* _Page excerpt_:
◇ ◇ ◇
Etuk served as a subaltern in the 4th Battalion at Ibadan under the late Lt. Col. Abogo Largema.  As a Captain he was deployed to the 2nd Brigade at Apapa under the late Brigadier Zakaria Maimalari.  During the count down to the war he rejected an invitation by Colonel Effiong to return to the eastern region to fight under Ojukwu.  He was subsequently a staff officer (operations), charged with weapons acquisition under Lt. Col. Iliya Bissala at AHQ and went on arms purchasing missions abroad for Nigeria at the onset of the civil war.  In October 1967, Lt. Col. Bissala prevented then Lt. Col. Murtala Mohammed from drafting Etuk to the 2nd Division for the disastrous Onitsha assault river crossing.  However, he was later literally “hijacked” by Lt. Col. B.A.M. Adekunle and deployed to the 3rd Division as the Officer Commanding the 8 Battalion in Calabar.  After battalion operations in the Calabar-Itu-Ikot-Ekpene axis he was redeployed to Port Harcourt as Commander, 16 Brigade.  As a Field Major, he took part in the successful 3MCDO campaign for Port Harcourt along with officers like Lt. Col. Filemon Shande, Lt. Col. Pius Eromobor, Major George Innih, and (initially) Adaka Boro, among others.

After the fall of Port Harcourt, Etuk was tasked (as a Field Lt. Col.) with the capture of Owerri as part of  “Operation OAU”.

As the commander of the subsequently beleaguered 16th Brigade, he emerged among all the Nigerian field commanders of the civil war as the most highly thought of by his Biafran opponents.  According to Madiebo,

“….. the enemy force at Owerri which was the [16] Brigade under a young Calabar officer called Utuk [Etuk], was easily the best fighting unit fielded by Nigeria throughout the war.  Right from Port Harcourt, and particularly at Afam, it had become obvious that the Brigade was a force well led.  Inside Owerri, they fought with extraordinary courage, flexibility and determination.  The withdrawal of the Brigade from Owerri was tactically tidy and well planned and executed.  Without doubt no other Nigerian Brigade could have withstood for more than a month the punishment the enemy [16] Brigade absorbed with patience for over four months.  Only that Brigade could have got out of Owerri under the circumstances.”
◇ ◇ ◇
* _Dataset entries_:
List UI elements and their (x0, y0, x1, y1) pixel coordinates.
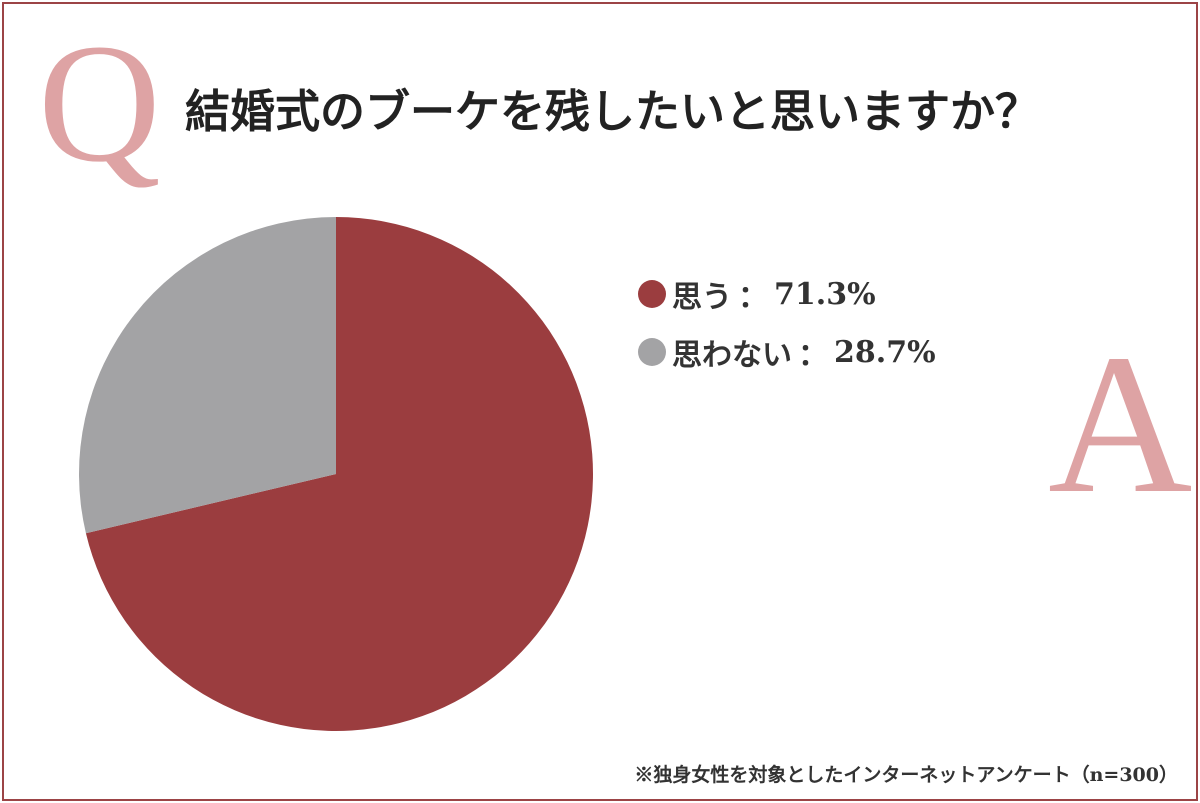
legend-label-no: 思わない (672, 338, 792, 373)
pie-slice-no (79, 217, 336, 534)
legend-value-no: 28.7% (834, 334, 936, 370)
legend-label-yes: 思う (672, 280, 732, 315)
legend-dot-yes (638, 280, 666, 308)
legend-value-yes: 71.3% (774, 276, 876, 312)
chart-title: 結婚式のブーケを残したいと思いますか？ (185, 85, 1041, 138)
legend: 思う ： 71.3% 思わない ： 28.7% (638, 268, 936, 384)
legend-item-no: 思わない ： 28.7% (638, 326, 936, 378)
legend-separator-yes: ： (738, 280, 768, 315)
footnote: ※独身女性を対象としたインターネットアンケート（n=300） (634, 764, 1178, 786)
question-marker: Q (38, 9, 161, 197)
pie-slice-yes (85, 217, 593, 731)
legend-separator-no: ： (798, 338, 828, 373)
legend-item-yes: 思う ： 71.3% (638, 268, 936, 320)
legend-dot-no (638, 338, 666, 366)
answer-marker: A (1048, 314, 1193, 535)
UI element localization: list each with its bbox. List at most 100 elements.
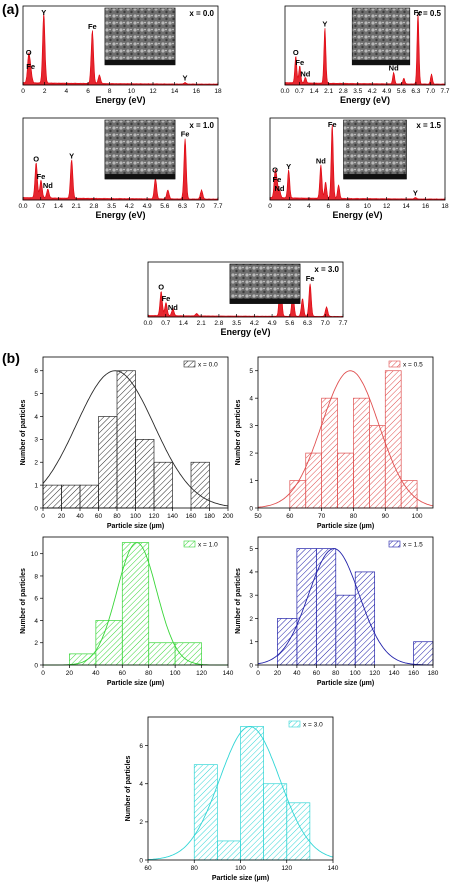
- y-axis-label: Number of particles: [20, 568, 27, 634]
- histogram-chart-5: 60 80 100 120 140 0 2 4 6 Particle size (µm) Numbe…: [125, 716, 339, 882]
- x-tick-label: 7.7: [440, 88, 449, 95]
- x-tick-label: 0: [21, 88, 25, 95]
- x-tick-label: 4.9: [268, 320, 277, 327]
- y-tick-label: 8: [34, 573, 38, 580]
- y-tick-label: 2: [34, 460, 38, 467]
- plot-frame: [284, 5, 446, 86]
- histogram-bar: [79, 484, 99, 509]
- histogram-chart-4: 0 20 40 60 80 100 120 140 160 180 0 1 2 3 4 5 Particle s…: [235, 536, 439, 687]
- histogram-bar: [296, 548, 317, 666]
- y-tick-label: 4: [34, 618, 38, 625]
- peak-label-y: Y: [286, 162, 291, 171]
- x-tick-label: 100: [235, 865, 246, 872]
- legend-label: x = 1.5: [403, 542, 423, 549]
- x-tick-label: 6: [327, 203, 331, 210]
- histogram-bar: [193, 764, 218, 861]
- normal-fit-curve: [43, 542, 228, 666]
- x-tick-label: 3.5: [232, 320, 241, 327]
- x-tick-label: 40: [92, 670, 100, 677]
- y-tick-label: 3: [249, 423, 253, 430]
- y-axis-label: Number of particles: [125, 756, 132, 822]
- y-tick-label: 0: [139, 857, 143, 864]
- y-tick-label: 2: [139, 819, 143, 826]
- y-tick-label: 2: [249, 450, 253, 457]
- edx-chart-3: 0.0 0.7 1.4 2.1 2.8 3.5 4.2 4.9 5.6 6.3 7.0 7.7 Ener…: [18, 117, 223, 220]
- x-tick-label: 0.7: [36, 203, 45, 210]
- x-tick-label: 4: [65, 88, 69, 95]
- plot-frame: [257, 356, 434, 509]
- histogram-bar: [289, 480, 307, 509]
- x-tick-label: 2.8: [214, 320, 223, 327]
- histogram-bar: [42, 484, 62, 509]
- x-tick-label: 100: [412, 513, 423, 520]
- edx-spectrum: [22, 138, 219, 201]
- peak-label-fe: Fe: [181, 129, 190, 138]
- x-tick-label: 4.9: [382, 88, 391, 95]
- y-tick-label: 5: [249, 368, 253, 375]
- x-tick-label: 8: [108, 88, 112, 95]
- y-tick-label: 4: [139, 781, 143, 788]
- x-tick-label: 7.0: [321, 320, 330, 327]
- edx-spectrum: [22, 12, 219, 86]
- peak-label-fe: Fe: [306, 274, 315, 283]
- sem-inset-image: [104, 119, 176, 180]
- x-tick-label: 40: [293, 670, 301, 677]
- legend-label: x = 0.5: [416, 9, 441, 18]
- x-tick-label: 120: [281, 865, 292, 872]
- histogram-bar: [135, 439, 155, 509]
- edx-spectrum: [269, 124, 446, 201]
- x-tick-label: 120: [196, 670, 207, 677]
- histogram-bar: [61, 484, 81, 509]
- peak-label-fe: Fe: [295, 58, 304, 67]
- x-tick-label: 200: [223, 513, 234, 520]
- x-tick-label: 40: [76, 513, 84, 520]
- x-tick-label: 0.0: [18, 203, 27, 210]
- x-tick-label: 120: [149, 513, 160, 520]
- y-tick-label: 10: [31, 551, 39, 558]
- histogram-bar: [369, 425, 386, 509]
- y-tick-label: 4: [249, 395, 253, 402]
- y-axis-label: Number of particles: [235, 400, 242, 466]
- histogram-bar: [277, 618, 298, 666]
- x-axis-label: Particle size (µm): [317, 523, 374, 530]
- peak-label-y: Y: [41, 8, 46, 17]
- peak-label-fe: Fe: [88, 22, 97, 31]
- legend-label: x = 0.0: [189, 9, 214, 18]
- x-tick-label: 180: [428, 670, 439, 677]
- x-tick-label: 16: [193, 88, 201, 95]
- peak-label-fe: Fe: [26, 62, 35, 71]
- normal-fit-curve: [147, 726, 334, 861]
- histogram-bar: [354, 571, 376, 666]
- x-tick-label: 0: [41, 513, 45, 520]
- legend-swatch: [183, 360, 196, 368]
- x-tick-label: 120: [369, 670, 380, 677]
- y-tick-label: 5: [249, 546, 253, 553]
- x-axis-label: Particle size (µm): [317, 680, 374, 687]
- x-axis-label: Particle size (µm): [107, 523, 164, 530]
- x-axis-label: Energy (eV): [332, 210, 382, 220]
- x-tick-label: 20: [66, 670, 74, 677]
- histogram-bar: [190, 461, 210, 509]
- x-tick-label: 0.0: [280, 88, 289, 95]
- x-tick-label: 0.0: [143, 320, 152, 327]
- peak-label-o: O: [293, 48, 299, 57]
- x-tick-label: 80: [113, 513, 121, 520]
- normal-fit-curve: [257, 370, 434, 508]
- x-tick-label: 7.7: [213, 203, 222, 210]
- x-tick-label: 160: [408, 670, 419, 677]
- peak-label-y: Y: [413, 189, 418, 198]
- x-tick-label: 18: [214, 88, 222, 95]
- peak-label-o: O: [33, 154, 39, 163]
- x-tick-label: 1.4: [310, 88, 319, 95]
- sem-inset-scalebar: [229, 298, 301, 304]
- x-tick-label: 6.3: [303, 320, 312, 327]
- x-tick-label: 7.7: [338, 320, 347, 327]
- x-tick-label: 12: [149, 88, 157, 95]
- x-tick-label: 80: [332, 670, 340, 677]
- histogram-bar: [337, 452, 354, 509]
- x-axis-label: Energy (eV): [220, 327, 270, 337]
- panel-label-a: (a): [2, 1, 19, 17]
- histogram-bar: [148, 642, 176, 666]
- legend-label: x = 3.0: [303, 722, 323, 729]
- peak-label-nd: Nd: [168, 303, 178, 312]
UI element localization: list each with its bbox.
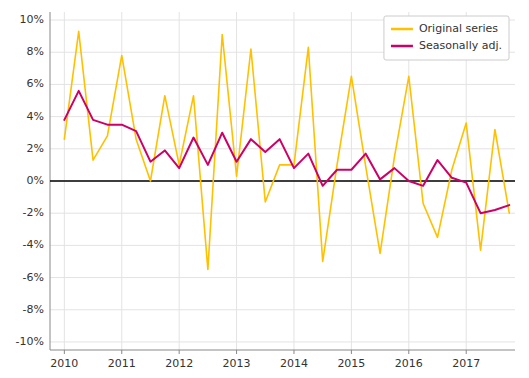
◇ ◇ ◇
* _Tasks for this exercise_:
1 - Answer these from the account of Etuk's military career:
(a) Who kept Lt. Col. Murtala Mohammed from drafting Etuk to the 2nd Division in October 1967?
(b) What operation was Etuk's capture of Owerri part of?
(c) According to Madiebo, how long did the 16 Brigade absorb punishment at Owerri?
2 - Do these statements agree with the account of Etuk's military career? Answer yes or no for each, quoting the words that decide it.
(a) Etuk accepted Colonel Effiong's invitation to return to the eastern region and fight under Ojukwu.
(b) Etuk served as Officer Commanding the 8 Battalion in Calabar.
(c) Madiebo describes the 16 Brigade's withdrawal from Owerri as disorderly.
3 - Extend the account of Etuk's military career, picking up right after Madiebo's quotation.

* _Final answers_:
1 -
(a) Lt. Col. Iliya Bissala
(b) "Operation OAU"
(c) For over four months

2 -
(a) No: "he rejected an invitation by Colonel Effiong to return to the eastern region to fight under Ojukwu"
(b) Yes: "deployed to the 3rd Division as the Officer Commanding the 8 Battalion in Calabar"
(c) No: "The withdrawal of the Brigade from Owerri was tactically tidy and well planned and executed."

3 -
After the Owerri debacle, Lt. Col. Etuk was temporarily appointed Garrison Commander for Port Harcourt before returning to command the newly reinvigorated 16 Brigade under the new 3MCDO Commander during “Operation Tail Wind” – the final offensive of the war.  His second-in-command this time around was Captain Buhari, a former NCO and concessional commissioned officer who had distinguished himself during the Owerri breakout.

However, Madiebo is not the only former Biafran military leader to complement Etuk.  When the war finally ended in January 1970, after Ojukwu and Madiebo had fled into exile, Etuk joined then Colonel Obasanjo for a meeting with the Biafran high command, which was going through the process of surrendering.  After the formal introductions, Colonel Joe ‘Hannibal‘ Achuzia, who mostly commanded the Biafran ‘Republic of Benin’ Division but had faced Etuk in battle at various times in Port Harcourt and Owerri, asked,

“Are you the Etuk who gave us all these headaches and all these troubles?”

Etuk later privately hosted former Biafran Chief of General Staff and COS (DHQ) Major General Phillip Effiong for a meal. Effiong reportedly said:

“You, this boy, you gave us headache.”

Colonel EA Etuk (rtd) was retired from the Nigerian Army in January 1979.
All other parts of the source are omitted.